Do this » Of the lines in the listing below, how many hold "JSON"? Answer with the number only.

Supplied material »

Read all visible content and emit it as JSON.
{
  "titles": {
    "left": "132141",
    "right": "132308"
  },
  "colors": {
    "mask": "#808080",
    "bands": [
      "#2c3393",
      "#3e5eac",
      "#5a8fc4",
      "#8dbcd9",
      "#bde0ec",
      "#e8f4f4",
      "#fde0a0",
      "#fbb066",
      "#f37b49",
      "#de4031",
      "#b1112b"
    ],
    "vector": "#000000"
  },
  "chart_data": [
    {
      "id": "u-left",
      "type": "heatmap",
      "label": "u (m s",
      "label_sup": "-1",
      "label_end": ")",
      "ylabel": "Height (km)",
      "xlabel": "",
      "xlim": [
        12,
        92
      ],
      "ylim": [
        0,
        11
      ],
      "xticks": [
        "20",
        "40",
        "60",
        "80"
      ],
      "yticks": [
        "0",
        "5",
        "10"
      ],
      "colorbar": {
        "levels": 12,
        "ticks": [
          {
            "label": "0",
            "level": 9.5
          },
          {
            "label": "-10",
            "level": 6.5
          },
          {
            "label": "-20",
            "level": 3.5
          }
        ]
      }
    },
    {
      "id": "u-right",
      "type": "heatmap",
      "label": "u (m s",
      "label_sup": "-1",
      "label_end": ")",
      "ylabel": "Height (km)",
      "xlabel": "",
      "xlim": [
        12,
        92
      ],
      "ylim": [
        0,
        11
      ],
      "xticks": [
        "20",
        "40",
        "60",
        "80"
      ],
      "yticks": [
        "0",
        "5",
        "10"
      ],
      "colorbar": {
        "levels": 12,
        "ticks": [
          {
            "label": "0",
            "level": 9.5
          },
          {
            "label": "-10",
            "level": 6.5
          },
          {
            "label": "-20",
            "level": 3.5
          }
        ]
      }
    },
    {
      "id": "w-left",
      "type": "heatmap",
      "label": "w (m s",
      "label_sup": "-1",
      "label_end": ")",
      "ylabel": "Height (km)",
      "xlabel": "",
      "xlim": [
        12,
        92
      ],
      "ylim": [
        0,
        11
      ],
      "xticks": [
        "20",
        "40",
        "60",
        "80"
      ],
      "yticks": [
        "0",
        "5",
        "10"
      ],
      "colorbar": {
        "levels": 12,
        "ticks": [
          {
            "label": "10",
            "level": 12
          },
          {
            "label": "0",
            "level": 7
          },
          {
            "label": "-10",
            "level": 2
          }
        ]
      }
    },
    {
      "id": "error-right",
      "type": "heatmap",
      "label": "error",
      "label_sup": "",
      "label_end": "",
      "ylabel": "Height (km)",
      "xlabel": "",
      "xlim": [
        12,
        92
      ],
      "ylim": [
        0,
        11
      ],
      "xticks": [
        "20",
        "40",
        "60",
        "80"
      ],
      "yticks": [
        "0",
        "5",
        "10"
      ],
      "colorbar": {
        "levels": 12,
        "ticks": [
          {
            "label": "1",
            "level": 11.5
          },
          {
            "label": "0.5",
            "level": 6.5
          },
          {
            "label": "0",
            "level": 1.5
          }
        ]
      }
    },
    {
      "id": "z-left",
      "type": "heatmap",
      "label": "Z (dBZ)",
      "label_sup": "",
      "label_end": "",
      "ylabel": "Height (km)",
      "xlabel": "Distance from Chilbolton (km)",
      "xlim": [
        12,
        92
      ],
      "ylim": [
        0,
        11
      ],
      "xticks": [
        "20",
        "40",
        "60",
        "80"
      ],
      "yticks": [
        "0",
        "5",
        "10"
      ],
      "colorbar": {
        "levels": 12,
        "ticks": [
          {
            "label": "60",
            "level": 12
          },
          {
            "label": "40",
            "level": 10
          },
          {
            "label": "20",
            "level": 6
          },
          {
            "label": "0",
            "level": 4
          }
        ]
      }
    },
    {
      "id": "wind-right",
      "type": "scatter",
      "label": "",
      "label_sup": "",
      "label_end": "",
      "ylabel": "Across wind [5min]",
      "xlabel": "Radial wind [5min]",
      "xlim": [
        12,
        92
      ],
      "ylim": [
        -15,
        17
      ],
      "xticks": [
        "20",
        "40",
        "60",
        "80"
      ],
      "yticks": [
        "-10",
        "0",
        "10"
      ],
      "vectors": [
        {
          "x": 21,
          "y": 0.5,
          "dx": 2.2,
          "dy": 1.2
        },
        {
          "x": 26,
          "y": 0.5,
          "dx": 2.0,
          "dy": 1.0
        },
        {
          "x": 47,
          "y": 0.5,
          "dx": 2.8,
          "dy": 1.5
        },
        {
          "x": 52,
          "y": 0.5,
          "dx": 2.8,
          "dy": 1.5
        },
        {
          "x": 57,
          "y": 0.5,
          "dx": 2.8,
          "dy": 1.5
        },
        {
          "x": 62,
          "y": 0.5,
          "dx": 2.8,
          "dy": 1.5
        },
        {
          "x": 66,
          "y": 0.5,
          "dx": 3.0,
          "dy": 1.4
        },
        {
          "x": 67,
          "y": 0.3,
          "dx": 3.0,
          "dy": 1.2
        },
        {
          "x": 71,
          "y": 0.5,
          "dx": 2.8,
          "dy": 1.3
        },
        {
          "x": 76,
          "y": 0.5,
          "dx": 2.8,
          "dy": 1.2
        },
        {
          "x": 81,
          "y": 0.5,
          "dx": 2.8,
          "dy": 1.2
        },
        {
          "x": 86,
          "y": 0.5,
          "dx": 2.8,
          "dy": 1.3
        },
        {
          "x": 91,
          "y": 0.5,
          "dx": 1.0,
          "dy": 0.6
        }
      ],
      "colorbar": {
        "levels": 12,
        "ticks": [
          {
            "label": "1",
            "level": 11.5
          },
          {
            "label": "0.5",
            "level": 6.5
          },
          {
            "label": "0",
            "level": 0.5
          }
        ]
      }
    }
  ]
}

--

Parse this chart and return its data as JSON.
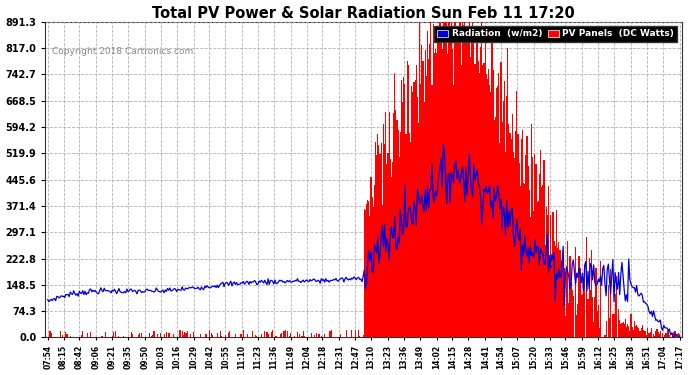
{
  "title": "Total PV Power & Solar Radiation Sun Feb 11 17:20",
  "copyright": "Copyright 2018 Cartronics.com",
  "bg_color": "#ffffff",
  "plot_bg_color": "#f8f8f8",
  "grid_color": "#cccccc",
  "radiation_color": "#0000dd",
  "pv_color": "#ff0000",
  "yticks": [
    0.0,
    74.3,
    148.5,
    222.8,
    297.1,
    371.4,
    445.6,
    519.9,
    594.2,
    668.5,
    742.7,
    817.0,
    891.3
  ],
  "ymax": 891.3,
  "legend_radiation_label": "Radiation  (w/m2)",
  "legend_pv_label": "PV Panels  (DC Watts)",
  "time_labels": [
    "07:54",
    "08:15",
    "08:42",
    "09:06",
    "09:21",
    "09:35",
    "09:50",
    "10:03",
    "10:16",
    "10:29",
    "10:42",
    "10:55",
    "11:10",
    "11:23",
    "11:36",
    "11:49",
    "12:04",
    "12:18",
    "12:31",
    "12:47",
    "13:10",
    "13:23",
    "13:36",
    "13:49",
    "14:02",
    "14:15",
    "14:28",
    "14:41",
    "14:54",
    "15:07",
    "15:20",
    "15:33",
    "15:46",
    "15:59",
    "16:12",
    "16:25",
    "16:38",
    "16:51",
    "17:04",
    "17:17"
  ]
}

Exercise solution » 2